--- Data entries ---
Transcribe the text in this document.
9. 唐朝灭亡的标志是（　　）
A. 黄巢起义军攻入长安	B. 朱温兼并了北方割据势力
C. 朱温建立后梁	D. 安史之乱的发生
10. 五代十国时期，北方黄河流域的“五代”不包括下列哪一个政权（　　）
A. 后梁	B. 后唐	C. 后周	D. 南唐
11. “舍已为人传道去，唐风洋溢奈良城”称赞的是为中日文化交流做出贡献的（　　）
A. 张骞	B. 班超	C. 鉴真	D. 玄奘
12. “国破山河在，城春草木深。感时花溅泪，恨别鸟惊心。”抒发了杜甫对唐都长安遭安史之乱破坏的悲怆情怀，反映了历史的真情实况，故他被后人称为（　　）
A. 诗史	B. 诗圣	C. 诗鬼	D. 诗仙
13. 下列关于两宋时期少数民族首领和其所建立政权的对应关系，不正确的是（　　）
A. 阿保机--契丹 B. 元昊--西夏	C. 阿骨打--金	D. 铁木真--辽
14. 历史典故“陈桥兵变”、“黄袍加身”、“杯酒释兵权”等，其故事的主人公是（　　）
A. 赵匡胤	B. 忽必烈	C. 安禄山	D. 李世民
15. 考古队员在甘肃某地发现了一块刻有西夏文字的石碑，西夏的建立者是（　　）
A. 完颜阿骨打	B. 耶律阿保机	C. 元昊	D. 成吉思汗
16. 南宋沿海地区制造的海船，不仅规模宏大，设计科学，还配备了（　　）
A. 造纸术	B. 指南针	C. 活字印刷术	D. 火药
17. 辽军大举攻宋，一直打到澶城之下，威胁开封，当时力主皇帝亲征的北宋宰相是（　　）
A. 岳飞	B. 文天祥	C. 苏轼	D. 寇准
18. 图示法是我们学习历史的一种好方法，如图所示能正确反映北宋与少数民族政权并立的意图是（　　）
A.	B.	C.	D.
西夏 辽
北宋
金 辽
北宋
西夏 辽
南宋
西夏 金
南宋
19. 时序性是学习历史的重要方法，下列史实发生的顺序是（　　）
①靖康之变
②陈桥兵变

--- Directive ---
Please return the data above exactly as given.

--- Task output ---
Transcribe the text in this document.
9. 唐朝灭亡的标志是（　　）
A. 黄巢起义军攻入长安	B. 朱温兼并了北方割据势力
C. 朱温建立后梁	D. 安史之乱的发生
10. 五代十国时期，北方黄河流域的“五代”不包括下列哪一个政权（　　）
A. 后梁	B. 后唐	C. 后周	D. 南唐
11. “舍已为人传道去，唐风洋溢奈良城”称赞的是为中日文化交流做出贡献的（　　）
A. 张骞	B. 班超	C. 鉴真	D. 玄奘
12. “国破山河在，城春草木深。感时花溅泪，恨别鸟惊心。”抒发了杜甫对唐都长安遭安史之乱破坏的悲怆情怀，反映了历史的真情实况，故他被后人称为（　　）
A. 诗史	B. 诗圣	C. 诗鬼	D. 诗仙
13. 下列关于两宋时期少数民族首领和其所建立政权的对应关系，不正确的是（　　）
A. 阿保机--契丹 B. 元昊--西夏	C. 阿骨打--金	D. 铁木真--辽
14. 历史典故“陈桥兵变”、“黄袍加身”、“杯酒释兵权”等，其故事的主人公是（　　）
A. 赵匡胤	B. 忽必烈	C. 安禄山	D. 李世民
15. 考古队员在甘肃某地发现了一块刻有西夏文字的石碑，西夏的建立者是（　　）
A. 完颜阿骨打	B. 耶律阿保机	C. 元昊	D. 成吉思汗
16. 南宋沿海地区制造的海船，不仅规模宏大，设计科学，还配备了（　　）
A. 造纸术	B. 指南针	C. 活字印刷术	D. 火药
17. 辽军大举攻宋，一直打到澶城之下，威胁开封，当时力主皇帝亲征的北宋宰相是（　　）
A. 岳飞	B. 文天祥	C. 苏轼	D. 寇准
18. 图示法是我们学习历史的一种好方法，如图所示能正确反映北宋与少数民族政权并立的意图是（　　）
A.	B.	C.	D.
西夏 辽
北宋
金 辽
北宋
西夏 辽
南宋
西夏 金
南宋
19. 时序性是学习历史的重要方法，下列史实发生的顺序是（　　）
①靖康之变
②陈桥兵变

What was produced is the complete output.